■ Task requirements:
Only a number is required: how many lines of the material contain the word "grid"?

--- START Supplied data ---

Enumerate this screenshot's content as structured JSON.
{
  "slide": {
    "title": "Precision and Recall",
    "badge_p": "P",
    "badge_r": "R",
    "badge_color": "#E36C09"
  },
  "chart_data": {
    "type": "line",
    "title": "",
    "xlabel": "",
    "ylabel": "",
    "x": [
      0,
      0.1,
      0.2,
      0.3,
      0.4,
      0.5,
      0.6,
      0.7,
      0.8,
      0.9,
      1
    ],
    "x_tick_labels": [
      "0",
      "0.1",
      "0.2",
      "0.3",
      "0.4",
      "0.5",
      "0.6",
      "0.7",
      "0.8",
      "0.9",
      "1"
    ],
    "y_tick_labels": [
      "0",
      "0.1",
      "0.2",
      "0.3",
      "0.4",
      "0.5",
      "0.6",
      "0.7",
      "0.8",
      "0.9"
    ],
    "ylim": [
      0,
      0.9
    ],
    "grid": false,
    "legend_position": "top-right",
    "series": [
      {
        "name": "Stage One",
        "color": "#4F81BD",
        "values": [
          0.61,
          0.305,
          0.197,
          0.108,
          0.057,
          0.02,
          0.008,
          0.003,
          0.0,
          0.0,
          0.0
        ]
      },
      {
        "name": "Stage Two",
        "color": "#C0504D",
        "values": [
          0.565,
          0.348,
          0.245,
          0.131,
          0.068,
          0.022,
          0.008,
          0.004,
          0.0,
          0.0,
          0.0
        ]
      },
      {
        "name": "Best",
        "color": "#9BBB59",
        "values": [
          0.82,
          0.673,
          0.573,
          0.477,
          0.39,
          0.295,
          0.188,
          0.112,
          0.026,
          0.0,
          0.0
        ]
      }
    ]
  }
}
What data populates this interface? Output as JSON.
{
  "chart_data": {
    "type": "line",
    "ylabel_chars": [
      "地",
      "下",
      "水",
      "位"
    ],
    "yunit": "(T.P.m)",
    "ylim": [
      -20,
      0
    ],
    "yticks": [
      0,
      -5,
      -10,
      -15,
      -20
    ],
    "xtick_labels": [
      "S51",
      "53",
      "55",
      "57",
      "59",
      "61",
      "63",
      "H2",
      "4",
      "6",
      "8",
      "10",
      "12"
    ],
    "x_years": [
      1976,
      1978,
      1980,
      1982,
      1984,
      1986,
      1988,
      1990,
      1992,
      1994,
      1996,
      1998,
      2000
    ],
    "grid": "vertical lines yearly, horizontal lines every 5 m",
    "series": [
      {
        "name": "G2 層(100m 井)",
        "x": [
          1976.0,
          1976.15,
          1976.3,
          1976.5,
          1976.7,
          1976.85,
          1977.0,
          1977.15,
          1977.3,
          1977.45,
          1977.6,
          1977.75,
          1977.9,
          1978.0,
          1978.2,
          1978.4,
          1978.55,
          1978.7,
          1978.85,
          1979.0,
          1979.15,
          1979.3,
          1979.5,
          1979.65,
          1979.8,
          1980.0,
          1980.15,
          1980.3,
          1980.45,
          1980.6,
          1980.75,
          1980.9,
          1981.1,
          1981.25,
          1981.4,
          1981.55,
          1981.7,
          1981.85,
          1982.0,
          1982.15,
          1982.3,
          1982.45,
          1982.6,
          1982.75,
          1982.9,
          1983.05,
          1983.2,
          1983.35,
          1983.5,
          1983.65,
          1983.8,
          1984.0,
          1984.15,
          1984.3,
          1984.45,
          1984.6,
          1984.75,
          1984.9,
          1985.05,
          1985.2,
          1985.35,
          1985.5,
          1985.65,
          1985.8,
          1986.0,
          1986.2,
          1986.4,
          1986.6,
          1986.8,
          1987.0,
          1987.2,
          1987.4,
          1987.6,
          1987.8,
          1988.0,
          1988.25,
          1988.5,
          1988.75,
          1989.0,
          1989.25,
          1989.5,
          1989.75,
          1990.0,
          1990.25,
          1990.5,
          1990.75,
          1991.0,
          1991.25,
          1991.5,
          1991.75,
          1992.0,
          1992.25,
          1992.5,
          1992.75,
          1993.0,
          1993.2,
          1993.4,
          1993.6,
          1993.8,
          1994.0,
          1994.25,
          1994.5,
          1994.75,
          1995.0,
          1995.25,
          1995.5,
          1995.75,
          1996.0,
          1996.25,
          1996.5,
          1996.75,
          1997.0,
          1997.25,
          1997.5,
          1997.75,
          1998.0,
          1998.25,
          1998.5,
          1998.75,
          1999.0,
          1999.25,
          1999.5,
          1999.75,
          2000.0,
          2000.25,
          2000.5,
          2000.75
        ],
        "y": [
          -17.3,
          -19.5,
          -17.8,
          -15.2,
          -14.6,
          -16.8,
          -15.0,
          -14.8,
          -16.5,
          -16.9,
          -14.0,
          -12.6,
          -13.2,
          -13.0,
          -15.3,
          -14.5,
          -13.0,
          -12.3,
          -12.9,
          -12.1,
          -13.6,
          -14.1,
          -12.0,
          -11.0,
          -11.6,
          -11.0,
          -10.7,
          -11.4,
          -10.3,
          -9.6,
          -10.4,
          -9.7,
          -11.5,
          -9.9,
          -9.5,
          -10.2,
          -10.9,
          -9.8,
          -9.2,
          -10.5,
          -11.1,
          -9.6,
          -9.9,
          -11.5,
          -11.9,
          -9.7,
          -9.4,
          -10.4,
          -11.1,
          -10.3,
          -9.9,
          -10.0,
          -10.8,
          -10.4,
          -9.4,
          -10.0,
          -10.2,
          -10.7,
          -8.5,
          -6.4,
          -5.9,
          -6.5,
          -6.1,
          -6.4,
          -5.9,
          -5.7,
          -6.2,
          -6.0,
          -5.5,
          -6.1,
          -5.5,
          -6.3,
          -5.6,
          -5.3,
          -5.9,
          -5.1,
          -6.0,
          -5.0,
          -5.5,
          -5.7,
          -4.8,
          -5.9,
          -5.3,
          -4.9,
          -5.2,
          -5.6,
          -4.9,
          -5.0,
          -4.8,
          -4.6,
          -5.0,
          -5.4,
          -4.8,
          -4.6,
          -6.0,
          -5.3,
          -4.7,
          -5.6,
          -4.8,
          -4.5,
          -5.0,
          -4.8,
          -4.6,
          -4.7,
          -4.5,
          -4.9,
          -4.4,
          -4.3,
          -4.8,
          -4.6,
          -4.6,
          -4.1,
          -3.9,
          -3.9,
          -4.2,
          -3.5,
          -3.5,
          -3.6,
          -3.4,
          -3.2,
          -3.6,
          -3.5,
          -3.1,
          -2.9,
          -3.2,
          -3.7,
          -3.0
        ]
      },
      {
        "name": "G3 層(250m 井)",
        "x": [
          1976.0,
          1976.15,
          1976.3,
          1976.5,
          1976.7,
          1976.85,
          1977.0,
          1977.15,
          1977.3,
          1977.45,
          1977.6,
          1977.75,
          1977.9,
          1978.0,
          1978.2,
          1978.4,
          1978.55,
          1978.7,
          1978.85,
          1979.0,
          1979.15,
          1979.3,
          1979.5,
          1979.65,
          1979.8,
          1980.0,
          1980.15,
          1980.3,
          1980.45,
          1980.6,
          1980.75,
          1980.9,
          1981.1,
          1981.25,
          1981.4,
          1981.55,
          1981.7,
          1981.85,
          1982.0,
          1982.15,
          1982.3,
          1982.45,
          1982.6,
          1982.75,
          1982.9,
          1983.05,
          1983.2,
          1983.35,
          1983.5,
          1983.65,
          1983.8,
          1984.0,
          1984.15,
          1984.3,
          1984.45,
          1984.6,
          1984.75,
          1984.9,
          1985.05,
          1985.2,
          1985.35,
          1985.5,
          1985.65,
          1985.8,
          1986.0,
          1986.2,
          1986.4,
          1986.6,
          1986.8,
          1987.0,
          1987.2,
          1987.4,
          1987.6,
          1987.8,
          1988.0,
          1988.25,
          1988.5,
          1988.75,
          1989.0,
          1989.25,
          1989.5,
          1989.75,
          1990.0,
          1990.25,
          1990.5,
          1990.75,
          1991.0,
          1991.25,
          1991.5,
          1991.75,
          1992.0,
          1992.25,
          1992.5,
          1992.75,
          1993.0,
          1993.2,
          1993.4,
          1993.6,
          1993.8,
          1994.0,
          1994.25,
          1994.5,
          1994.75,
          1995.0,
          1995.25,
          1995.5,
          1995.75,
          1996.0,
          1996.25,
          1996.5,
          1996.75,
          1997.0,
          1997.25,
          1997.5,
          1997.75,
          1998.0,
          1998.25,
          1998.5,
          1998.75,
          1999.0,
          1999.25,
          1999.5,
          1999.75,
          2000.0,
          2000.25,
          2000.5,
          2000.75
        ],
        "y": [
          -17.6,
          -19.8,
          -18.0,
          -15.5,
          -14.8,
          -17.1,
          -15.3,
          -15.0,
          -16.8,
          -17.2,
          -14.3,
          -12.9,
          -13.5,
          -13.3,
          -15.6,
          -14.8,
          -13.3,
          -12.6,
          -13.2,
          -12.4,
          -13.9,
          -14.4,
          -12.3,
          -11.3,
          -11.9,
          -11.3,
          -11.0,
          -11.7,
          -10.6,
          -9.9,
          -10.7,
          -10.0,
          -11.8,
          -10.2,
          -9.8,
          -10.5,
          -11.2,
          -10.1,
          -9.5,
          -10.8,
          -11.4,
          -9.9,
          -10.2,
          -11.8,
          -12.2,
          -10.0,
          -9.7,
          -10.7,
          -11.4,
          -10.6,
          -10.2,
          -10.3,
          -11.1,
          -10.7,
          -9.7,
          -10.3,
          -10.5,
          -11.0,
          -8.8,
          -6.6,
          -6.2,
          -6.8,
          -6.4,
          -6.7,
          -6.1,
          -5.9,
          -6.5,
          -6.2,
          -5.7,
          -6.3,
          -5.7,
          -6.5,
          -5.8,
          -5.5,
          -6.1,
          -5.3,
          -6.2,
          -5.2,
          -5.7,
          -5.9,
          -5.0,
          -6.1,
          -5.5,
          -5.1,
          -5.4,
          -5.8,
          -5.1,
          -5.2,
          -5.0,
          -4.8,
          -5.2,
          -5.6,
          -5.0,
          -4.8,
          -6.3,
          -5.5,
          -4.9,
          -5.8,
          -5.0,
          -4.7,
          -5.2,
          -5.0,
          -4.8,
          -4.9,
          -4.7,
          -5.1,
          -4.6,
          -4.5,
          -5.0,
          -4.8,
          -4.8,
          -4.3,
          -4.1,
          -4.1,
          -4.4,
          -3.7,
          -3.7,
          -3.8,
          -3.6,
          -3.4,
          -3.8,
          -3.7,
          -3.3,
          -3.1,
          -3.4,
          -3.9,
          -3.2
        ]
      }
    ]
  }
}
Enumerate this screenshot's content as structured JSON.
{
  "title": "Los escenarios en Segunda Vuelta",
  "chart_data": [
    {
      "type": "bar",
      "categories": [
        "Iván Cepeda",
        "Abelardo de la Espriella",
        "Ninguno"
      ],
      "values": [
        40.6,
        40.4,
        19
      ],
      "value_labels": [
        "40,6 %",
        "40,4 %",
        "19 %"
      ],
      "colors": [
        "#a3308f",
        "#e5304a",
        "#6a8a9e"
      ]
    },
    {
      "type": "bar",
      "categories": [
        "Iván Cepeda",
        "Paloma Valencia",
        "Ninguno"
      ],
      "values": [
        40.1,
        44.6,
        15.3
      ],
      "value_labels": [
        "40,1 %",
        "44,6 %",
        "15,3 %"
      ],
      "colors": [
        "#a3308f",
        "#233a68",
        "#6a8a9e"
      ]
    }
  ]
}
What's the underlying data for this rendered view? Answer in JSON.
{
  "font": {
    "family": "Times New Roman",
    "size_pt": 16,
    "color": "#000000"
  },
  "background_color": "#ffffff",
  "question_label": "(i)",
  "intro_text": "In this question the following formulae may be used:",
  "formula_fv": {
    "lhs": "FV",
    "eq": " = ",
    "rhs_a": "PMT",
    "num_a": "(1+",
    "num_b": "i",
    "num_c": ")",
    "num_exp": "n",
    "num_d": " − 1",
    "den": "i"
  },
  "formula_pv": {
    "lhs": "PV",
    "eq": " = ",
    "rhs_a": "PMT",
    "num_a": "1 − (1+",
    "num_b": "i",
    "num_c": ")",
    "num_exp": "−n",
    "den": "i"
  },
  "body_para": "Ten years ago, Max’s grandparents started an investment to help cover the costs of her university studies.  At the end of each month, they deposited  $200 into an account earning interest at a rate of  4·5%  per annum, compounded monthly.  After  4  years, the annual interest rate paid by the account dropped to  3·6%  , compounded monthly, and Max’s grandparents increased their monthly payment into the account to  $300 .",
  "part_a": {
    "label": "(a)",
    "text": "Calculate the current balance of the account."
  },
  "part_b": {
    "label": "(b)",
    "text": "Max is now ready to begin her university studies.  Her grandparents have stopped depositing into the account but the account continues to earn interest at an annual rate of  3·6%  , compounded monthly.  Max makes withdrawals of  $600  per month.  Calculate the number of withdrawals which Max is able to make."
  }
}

--- END Supplied data ---

■ Exercise output:
2